## What to produce
Transcribe the listing in full, excluding any pictures.

## Supplied data

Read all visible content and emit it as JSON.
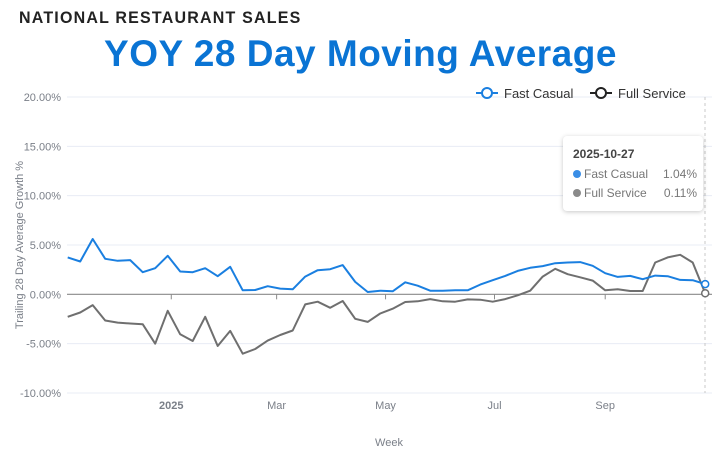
{
  "header": {
    "kicker": "NATIONAL RESTAURANT SALES",
    "title": "YOY 28 Day Moving Average"
  },
  "chart_data": {
    "type": "line",
    "title": "YOY 28 Day Moving Average",
    "xlabel": "Week",
    "ylabel": "Trailing 28 Day Average Growth %",
    "x_start": "2024-11-04",
    "x_end": "2025-10-27",
    "x_interval": "weekly",
    "x_tick_labels": [
      {
        "date": "2025-01-01",
        "label": "2025"
      },
      {
        "date": "2025-03-01",
        "label": "Mar"
      },
      {
        "date": "2025-05-01",
        "label": "May"
      },
      {
        "date": "2025-07-01",
        "label": "Jul"
      },
      {
        "date": "2025-09-01",
        "label": "Sep"
      }
    ],
    "ylim": [
      -10,
      20
    ],
    "y_ticks": [
      20,
      15,
      10,
      5,
      0,
      -5,
      -10
    ],
    "y_tick_labels": [
      "20.00%",
      "15.00%",
      "10.00%",
      "5.00%",
      "0.00%",
      "-5.00%",
      "-10.00%"
    ],
    "grid": true,
    "legend": "top-right",
    "series": [
      {
        "name": "Fast Casual",
        "color": "#1a7fe0",
        "values": [
          3.74,
          3.33,
          5.61,
          3.6,
          3.4,
          3.47,
          2.24,
          2.65,
          3.91,
          2.31,
          2.24,
          2.65,
          1.84,
          2.79,
          0.41,
          0.44,
          0.82,
          0.58,
          0.51,
          1.8,
          2.45,
          2.55,
          2.96,
          1.26,
          0.24,
          0.37,
          0.31,
          1.22,
          0.88,
          0.37,
          0.37,
          0.41,
          0.41,
          0.99,
          1.43,
          1.87,
          2.38,
          2.69,
          2.86,
          3.16,
          3.23,
          3.27,
          2.89,
          2.14,
          1.77,
          1.87,
          1.53,
          1.9,
          1.84,
          1.46,
          1.43,
          1.04
        ]
      },
      {
        "name": "Full Service",
        "color": "#6f6f6f",
        "values": [
          -2.28,
          -1.84,
          -1.09,
          -2.65,
          -2.86,
          -2.96,
          -3.03,
          -5.0,
          -1.67,
          -4.05,
          -4.73,
          -2.28,
          -5.24,
          -3.71,
          -6.02,
          -5.54,
          -4.69,
          -4.12,
          -3.67,
          -1.02,
          -0.75,
          -1.36,
          -0.68,
          -2.48,
          -2.79,
          -1.94,
          -1.46,
          -0.78,
          -0.71,
          -0.48,
          -0.71,
          -0.75,
          -0.51,
          -0.54,
          -0.75,
          -0.48,
          -0.1,
          0.37,
          1.8,
          2.59,
          2.04,
          1.73,
          1.39,
          0.41,
          0.51,
          0.34,
          0.34,
          3.23,
          3.74,
          4.01,
          3.23,
          0.11
        ]
      }
    ],
    "tooltip": {
      "date": "2025-10-27",
      "rows": [
        {
          "name": "Fast Casual",
          "value": "1.04%",
          "color": "#3a8ee6"
        },
        {
          "name": "Full Service",
          "value": "0.11%",
          "color": "#8a8a8a"
        }
      ]
    }
  }
}
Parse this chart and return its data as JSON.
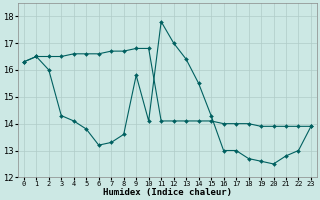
{
  "xlabel": "Humidex (Indice chaleur)",
  "background_color": "#cce8e4",
  "grid_color": "#b0ccc8",
  "line_color": "#006060",
  "xlim": [
    -0.5,
    23.5
  ],
  "ylim": [
    12,
    18.5
  ],
  "yticks": [
    12,
    13,
    14,
    15,
    16,
    17,
    18
  ],
  "xtick_labels": [
    "0",
    "1",
    "2",
    "3",
    "4",
    "5",
    "6",
    "7",
    "8",
    "9",
    "10",
    "11",
    "12",
    "13",
    "14",
    "15",
    "16",
    "17",
    "18",
    "19",
    "20",
    "21",
    "22",
    "23"
  ],
  "line1_x": [
    0,
    1,
    2,
    3,
    4,
    5,
    6,
    7,
    8,
    9,
    10,
    11,
    12,
    13,
    14,
    15,
    16,
    17,
    18,
    19,
    20,
    21,
    22,
    23
  ],
  "line1_y": [
    16.3,
    16.5,
    16.0,
    14.3,
    14.1,
    13.8,
    13.2,
    13.3,
    13.6,
    15.8,
    14.1,
    17.8,
    17.0,
    16.4,
    15.5,
    14.3,
    13.0,
    13.0,
    12.7,
    12.6,
    12.5,
    12.8,
    13.0,
    13.9
  ],
  "line2_x": [
    0,
    1,
    2,
    3,
    4,
    5,
    6,
    7,
    8,
    9,
    10,
    11,
    12,
    13,
    14,
    15,
    16,
    17,
    18,
    19,
    20,
    21,
    22,
    23
  ],
  "line2_y": [
    16.3,
    16.5,
    16.5,
    16.5,
    16.6,
    16.6,
    16.6,
    16.7,
    16.7,
    16.8,
    16.8,
    14.1,
    14.1,
    14.1,
    14.1,
    14.1,
    14.0,
    14.0,
    14.0,
    13.9,
    13.9,
    13.9,
    13.9,
    13.9
  ]
}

## Full output
Read all visible content and emit it as JSON.
{
  "header": {
    "kicker": "NATIONAL RESTAURANT SALES",
    "title": "YOY 28 Day Moving Average"
  },
  "chart_data": {
    "type": "line",
    "title": "YOY 28 Day Moving Average",
    "xlabel": "Week",
    "ylabel": "Trailing 28 Day Average Growth %",
    "x_start": "2024-11-04",
    "x_end": "2025-10-27",
    "x_interval": "weekly",
    "x_tick_labels": [
      {
        "date": "2025-01-01",
        "label": "2025"
      },
      {
        "date": "2025-03-01",
        "label": "Mar"
      },
      {
        "date": "2025-05-01",
        "label": "May"
      },
      {
        "date": "2025-07-01",
        "label": "Jul"
      },
      {
        "date": "2025-09-01",
        "label": "Sep"
      }
    ],
    "ylim": [
      -10,
      20
    ],
    "y_ticks": [
      20,
      15,
      10,
      5,
      0,
      -5,
      -10
    ],
    "y_tick_labels": [
      "20.00%",
      "15.00%",
      "10.00%",
      "5.00%",
      "0.00%",
      "-5.00%",
      "-10.00%"
    ],
    "grid": true,
    "legend": "top-right",
    "series": [
      {
        "name": "Fast Casual",
        "color": "#1a7fe0",
        "values": [
          3.74,
          3.33,
          5.61,
          3.6,
          3.4,
          3.47,
          2.24,
          2.65,
          3.91,
          2.31,
          2.24,
          2.65,
          1.84,
          2.79,
          0.41,
          0.44,
          0.82,
          0.58,
          0.51,
          1.8,
          2.45,
          2.55,
          2.96,
          1.26,
          0.24,
          0.37,
          0.31,
          1.22,
          0.88,
          0.37,
          0.37,
          0.41,
          0.41,
          0.99,
          1.43,
          1.87,
          2.38,
          2.69,
          2.86,
          3.16,
          3.23,
          3.27,
          2.89,
          2.14,
          1.77,
          1.87,
          1.53,
          1.9,
          1.84,
          1.46,
          1.43,
          1.04
        ]
      },
      {
        "name": "Full Service",
        "color": "#6f6f6f",
        "values": [
          -2.28,
          -1.84,
          -1.09,
          -2.65,
          -2.86,
          -2.96,
          -3.03,
          -5.0,
          -1.67,
          -4.05,
          -4.73,
          -2.28,
          -5.24,
          -3.71,
          -6.02,
          -5.54,
          -4.69,
          -4.12,
          -3.67,
          -1.02,
          -0.75,
          -1.36,
          -0.68,
          -2.48,
          -2.79,
          -1.94,
          -1.46,
          -0.78,
          -0.71,
          -0.48,
          -0.71,
          -0.75,
          -0.51,
          -0.54,
          -0.75,
          -0.48,
          -0.1,
          0.37,
          1.8,
          2.59,
          2.04,
          1.73,
          1.39,
          0.41,
          0.51,
          0.34,
          0.34,
          3.23,
          3.74,
          4.01,
          3.23,
          0.11
        ]
      }
    ],
    "tooltip": {
      "date": "2025-10-27",
      "rows": [
        {
          "name": "Fast Casual",
          "value": "1.04%",
          "color": "#3a8ee6"
        },
        {
          "name": "Full Service",
          "value": "0.11%",
          "color": "#8a8a8a"
        }
      ]
    }
  }
}
Parse this chart and return its data as JSON.
{
  "xlabel": "Humidex (Indice chaleur)",
  "background_color": "#cce8e4",
  "grid_color": "#b0ccc8",
  "line_color": "#006060",
  "xlim": [
    -0.5,
    23.5
  ],
  "ylim": [
    12,
    18.5
  ],
  "yticks": [
    12,
    13,
    14,
    15,
    16,
    17,
    18
  ],
  "xtick_labels": [
    "0",
    "1",
    "2",
    "3",
    "4",
    "5",
    "6",
    "7",
    "8",
    "9",
    "10",
    "11",
    "12",
    "13",
    "14",
    "15",
    "16",
    "17",
    "18",
    "19",
    "20",
    "21",
    "22",
    "23"
  ],
  "line1_x": [
    0,
    1,
    2,
    3,
    4,
    5,
    6,
    7,
    8,
    9,
    10,
    11,
    12,
    13,
    14,
    15,
    16,
    17,
    18,
    19,
    20,
    21,
    22,
    23
  ],
  "line1_y": [
    16.3,
    16.5,
    16.0,
    14.3,
    14.1,
    13.8,
    13.2,
    13.3,
    13.6,
    15.8,
    14.1,
    17.8,
    17.0,
    16.4,
    15.5,
    14.3,
    13.0,
    13.0,
    12.7,
    12.6,
    12.5,
    12.8,
    13.0,
    13.9
  ],
  "line2_x": [
    0,
    1,
    2,
    3,
    4,
    5,
    6,
    7,
    8,
    9,
    10,
    11,
    12,
    13,
    14,
    15,
    16,
    17,
    18,
    19,
    20,
    21,
    22,
    23
  ],
  "line2_y": [
    16.3,
    16.5,
    16.5,
    16.5,
    16.6,
    16.6,
    16.6,
    16.7,
    16.7,
    16.8,
    16.8,
    14.1,
    14.1,
    14.1,
    14.1,
    14.1,
    14.0,
    14.0,
    14.0,
    13.9,
    13.9,
    13.9,
    13.9,
    13.9
  ]
}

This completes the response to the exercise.